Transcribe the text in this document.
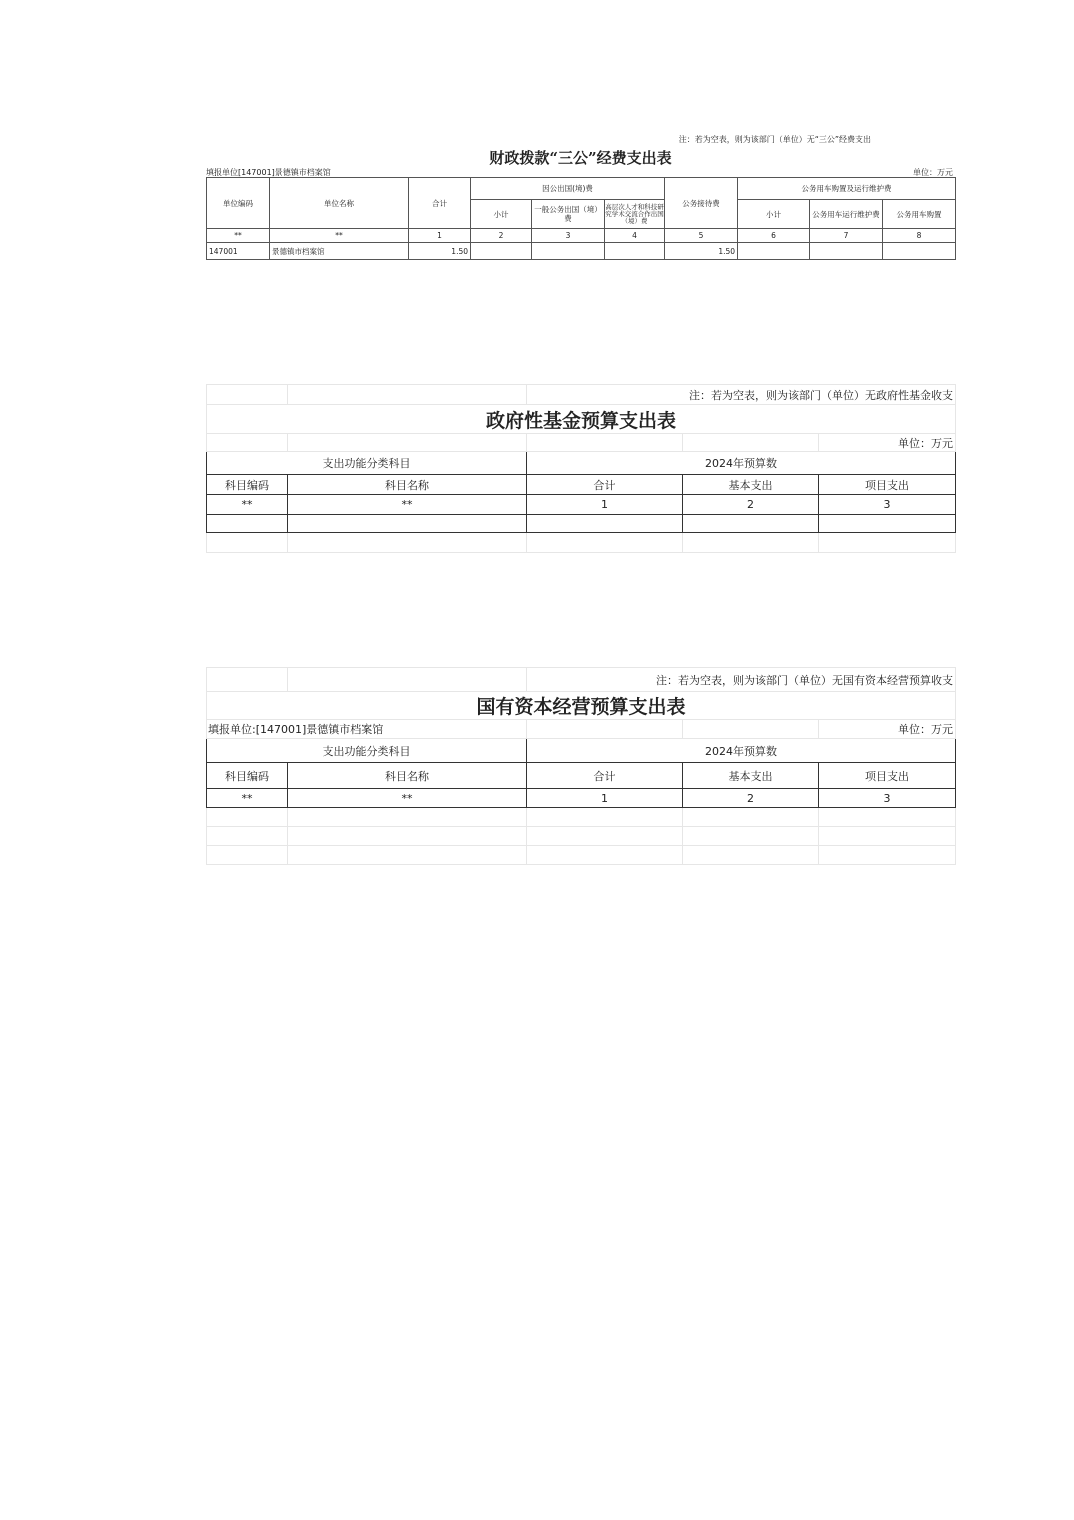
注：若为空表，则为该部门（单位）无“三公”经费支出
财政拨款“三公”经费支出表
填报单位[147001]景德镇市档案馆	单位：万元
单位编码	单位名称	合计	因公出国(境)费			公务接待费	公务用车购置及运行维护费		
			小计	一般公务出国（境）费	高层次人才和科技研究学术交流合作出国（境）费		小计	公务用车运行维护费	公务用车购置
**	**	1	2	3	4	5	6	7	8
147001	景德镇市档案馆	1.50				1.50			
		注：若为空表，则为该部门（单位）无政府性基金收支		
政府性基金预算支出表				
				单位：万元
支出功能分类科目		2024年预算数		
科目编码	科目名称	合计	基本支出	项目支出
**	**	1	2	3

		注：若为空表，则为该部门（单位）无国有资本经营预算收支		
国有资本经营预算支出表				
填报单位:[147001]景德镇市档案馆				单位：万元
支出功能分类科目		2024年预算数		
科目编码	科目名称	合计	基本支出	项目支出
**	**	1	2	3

_What the task requires_
Reproduce each line exactly as it appears, omitting the pictures.

_Solution to the exercise_
Transcribe the text in this document.
注：若为空表，则为该部门（单位）无“三公”经费支出
财政拨款“三公”经费支出表
填报单位[147001]景德镇市档案馆	单位：万元
单位编码	单位名称	合计	因公出国(境)费			公务接待费	公务用车购置及运行维护费		
			小计	一般公务出国（境）费	高层次人才和科技研究学术交流合作出国（境）费		小计	公务用车运行维护费	公务用车购置
**	**	1	2	3	4	5	6	7	8
147001	景德镇市档案馆	1.50				1.50			
		注：若为空表，则为该部门（单位）无政府性基金收支		
政府性基金预算支出表				
				单位：万元
支出功能分类科目		2024年预算数		
科目编码	科目名称	合计	基本支出	项目支出
**	**	1	2	3

		注：若为空表，则为该部门（单位）无国有资本经营预算收支		
国有资本经营预算支出表				
填报单位:[147001]景德镇市档案馆				单位：万元
支出功能分类科目		2024年预算数		
科目编码	科目名称	合计	基本支出	项目支出
**	**	1	2	3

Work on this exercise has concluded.